-- begin DATA FOR PROCESSING --

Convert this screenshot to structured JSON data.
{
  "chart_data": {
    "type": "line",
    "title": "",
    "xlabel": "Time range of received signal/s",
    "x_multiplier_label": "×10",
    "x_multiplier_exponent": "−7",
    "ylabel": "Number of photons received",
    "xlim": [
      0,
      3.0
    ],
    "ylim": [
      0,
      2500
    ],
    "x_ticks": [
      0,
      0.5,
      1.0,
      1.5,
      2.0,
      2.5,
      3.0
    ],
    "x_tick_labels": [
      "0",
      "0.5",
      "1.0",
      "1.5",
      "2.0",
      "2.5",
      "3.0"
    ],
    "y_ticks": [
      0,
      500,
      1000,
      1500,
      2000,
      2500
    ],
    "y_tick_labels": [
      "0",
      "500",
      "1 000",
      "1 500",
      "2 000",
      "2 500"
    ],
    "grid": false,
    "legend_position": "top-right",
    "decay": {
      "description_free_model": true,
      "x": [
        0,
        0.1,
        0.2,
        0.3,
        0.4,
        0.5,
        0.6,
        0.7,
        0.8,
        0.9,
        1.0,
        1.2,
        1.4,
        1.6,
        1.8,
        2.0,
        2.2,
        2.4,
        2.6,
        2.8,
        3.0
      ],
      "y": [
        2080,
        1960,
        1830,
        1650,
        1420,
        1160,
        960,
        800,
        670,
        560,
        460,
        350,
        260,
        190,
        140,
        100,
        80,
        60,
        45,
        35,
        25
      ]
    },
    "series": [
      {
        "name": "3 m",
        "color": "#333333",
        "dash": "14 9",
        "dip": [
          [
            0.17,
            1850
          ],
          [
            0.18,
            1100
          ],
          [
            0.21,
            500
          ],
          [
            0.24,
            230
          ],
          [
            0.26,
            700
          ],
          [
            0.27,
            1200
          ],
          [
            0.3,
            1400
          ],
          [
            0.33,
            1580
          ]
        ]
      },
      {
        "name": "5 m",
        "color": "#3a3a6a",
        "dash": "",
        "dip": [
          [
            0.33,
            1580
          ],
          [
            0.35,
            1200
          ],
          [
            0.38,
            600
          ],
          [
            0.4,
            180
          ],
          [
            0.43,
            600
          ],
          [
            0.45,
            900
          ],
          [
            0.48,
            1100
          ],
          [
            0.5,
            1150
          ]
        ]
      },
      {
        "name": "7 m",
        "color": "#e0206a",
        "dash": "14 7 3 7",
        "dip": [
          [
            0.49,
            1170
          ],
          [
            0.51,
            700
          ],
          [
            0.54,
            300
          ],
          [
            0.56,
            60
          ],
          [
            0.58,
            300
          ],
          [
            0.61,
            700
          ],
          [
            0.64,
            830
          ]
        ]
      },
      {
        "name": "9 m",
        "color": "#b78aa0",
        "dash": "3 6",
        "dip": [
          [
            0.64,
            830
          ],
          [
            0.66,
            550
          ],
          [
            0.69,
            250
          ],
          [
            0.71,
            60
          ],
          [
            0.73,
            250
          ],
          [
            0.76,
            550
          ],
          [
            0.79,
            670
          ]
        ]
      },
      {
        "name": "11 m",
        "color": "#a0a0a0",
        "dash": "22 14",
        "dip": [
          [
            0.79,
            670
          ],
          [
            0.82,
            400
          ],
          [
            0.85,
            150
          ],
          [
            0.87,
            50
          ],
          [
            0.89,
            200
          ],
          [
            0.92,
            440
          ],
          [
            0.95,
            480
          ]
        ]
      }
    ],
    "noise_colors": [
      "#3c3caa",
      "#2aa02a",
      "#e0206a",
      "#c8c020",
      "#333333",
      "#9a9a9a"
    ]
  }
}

-- end DATA FOR PROCESSING --

PROMPT:
Take the listing above and write it out again exactly.

RESPONSE TO THE EXERCISE:
Convert this screenshot to structured JSON data.
{
  "chart_data": {
    "type": "line",
    "title": "",
    "xlabel": "Time range of received signal/s",
    "x_multiplier_label": "×10",
    "x_multiplier_exponent": "−7",
    "ylabel": "Number of photons received",
    "xlim": [
      0,
      3.0
    ],
    "ylim": [
      0,
      2500
    ],
    "x_ticks": [
      0,
      0.5,
      1.0,
      1.5,
      2.0,
      2.5,
      3.0
    ],
    "x_tick_labels": [
      "0",
      "0.5",
      "1.0",
      "1.5",
      "2.0",
      "2.5",
      "3.0"
    ],
    "y_ticks": [
      0,
      500,
      1000,
      1500,
      2000,
      2500
    ],
    "y_tick_labels": [
      "0",
      "500",
      "1 000",
      "1 500",
      "2 000",
      "2 500"
    ],
    "grid": false,
    "legend_position": "top-right",
    "decay": {
      "description_free_model": true,
      "x": [
        0,
        0.1,
        0.2,
        0.3,
        0.4,
        0.5,
        0.6,
        0.7,
        0.8,
        0.9,
        1.0,
        1.2,
        1.4,
        1.6,
        1.8,
        2.0,
        2.2,
        2.4,
        2.6,
        2.8,
        3.0
      ],
      "y": [
        2080,
        1960,
        1830,
        1650,
        1420,
        1160,
        960,
        800,
        670,
        560,
        460,
        350,
        260,
        190,
        140,
        100,
        80,
        60,
        45,
        35,
        25
      ]
    },
    "series": [
      {
        "name": "3 m",
        "color": "#333333",
        "dash": "14 9",
        "dip": [
          [
            0.17,
            1850
          ],
          [
            0.18,
            1100
          ],
          [
            0.21,
            500
          ],
          [
            0.24,
            230
          ],
          [
            0.26,
            700
          ],
          [
            0.27,
            1200
          ],
          [
            0.3,
            1400
          ],
          [
            0.33,
            1580
          ]
        ]
      },
      {
        "name": "5 m",
        "color": "#3a3a6a",
        "dash": "",
        "dip": [
          [
            0.33,
            1580
          ],
          [
            0.35,
            1200
          ],
          [
            0.38,
            600
          ],
          [
            0.4,
            180
          ],
          [
            0.43,
            600
          ],
          [
            0.45,
            900
          ],
          [
            0.48,
            1100
          ],
          [
            0.5,
            1150
          ]
        ]
      },
      {
        "name": "7 m",
        "color": "#e0206a",
        "dash": "14 7 3 7",
        "dip": [
          [
            0.49,
            1170
          ],
          [
            0.51,
            700
          ],
          [
            0.54,
            300
          ],
          [
            0.56,
            60
          ],
          [
            0.58,
            300
          ],
          [
            0.61,
            700
          ],
          [
            0.64,
            830
          ]
        ]
      },
      {
        "name": "9 m",
        "color": "#b78aa0",
        "dash": "3 6",
        "dip": [
          [
            0.64,
            830
          ],
          [
            0.66,
            550
          ],
          [
            0.69,
            250
          ],
          [
            0.71,
            60
          ],
          [
            0.73,
            250
          ],
          [
            0.76,
            550
          ],
          [
            0.79,
            670
          ]
        ]
      },
      {
        "name": "11 m",
        "color": "#a0a0a0",
        "dash": "22 14",
        "dip": [
          [
            0.79,
            670
          ],
          [
            0.82,
            400
          ],
          [
            0.85,
            150
          ],
          [
            0.87,
            50
          ],
          [
            0.89,
            200
          ],
          [
            0.92,
            440
          ],
          [
            0.95,
            480
          ]
        ]
      }
    ],
    "noise_colors": [
      "#3c3caa",
      "#2aa02a",
      "#e0206a",
      "#c8c020",
      "#333333",
      "#9a9a9a"
    ]
  }
}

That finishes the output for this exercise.